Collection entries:
▼
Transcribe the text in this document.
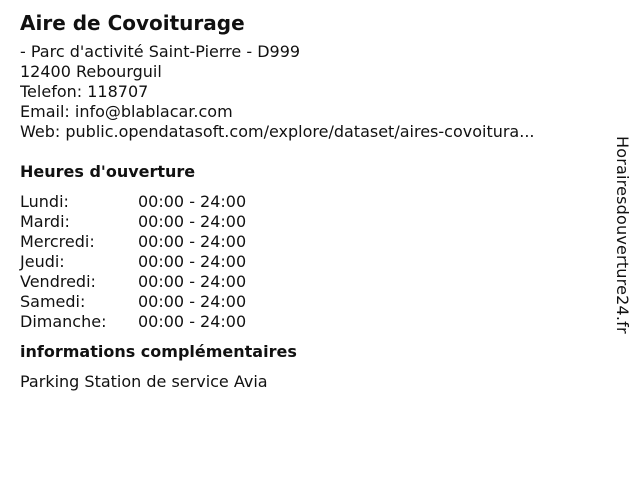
Aire de Covoiturage
- Parc d'activité Saint-Pierre - D999
12400 Rebourguil
Telefon: 118707
Email: info@blablacar.com
Web: public.opendatasoft.com/explore/dataset/aires-covoitura...
Heures d'ouverture
Lundi:	00:00 - 24:00
Mardi:	00:00 - 24:00
Mercredi:	00:00 - 24:00
Jeudi:	00:00 - 24:00
Vendredi:	00:00 - 24:00
Samedi:	00:00 - 24:00
Dimanche:	00:00 - 24:00
informations complémentaires
Parking Station de service Avia
Horairesdouverture24.fr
▲
**Prompt**.
The data above should be repeated exactly, minus any pictures.

**Reply to the task**.
Transcribe the text in this document.
Aire de Covoiturage
- Parc d'activité Saint-Pierre - D999
12400 Rebourguil
Telefon: 118707
Email: info@blablacar.com
Web: public.opendatasoft.com/explore/dataset/aires-covoitura...
Heures d'ouverture
Lundi:	00:00 - 24:00
Mardi:	00:00 - 24:00
Mercredi:	00:00 - 24:00
Jeudi:	00:00 - 24:00
Vendredi:	00:00 - 24:00
Samedi:	00:00 - 24:00
Dimanche:	00:00 - 24:00
informations complémentaires
Parking Station de service Avia
Horairesdouverture24.fr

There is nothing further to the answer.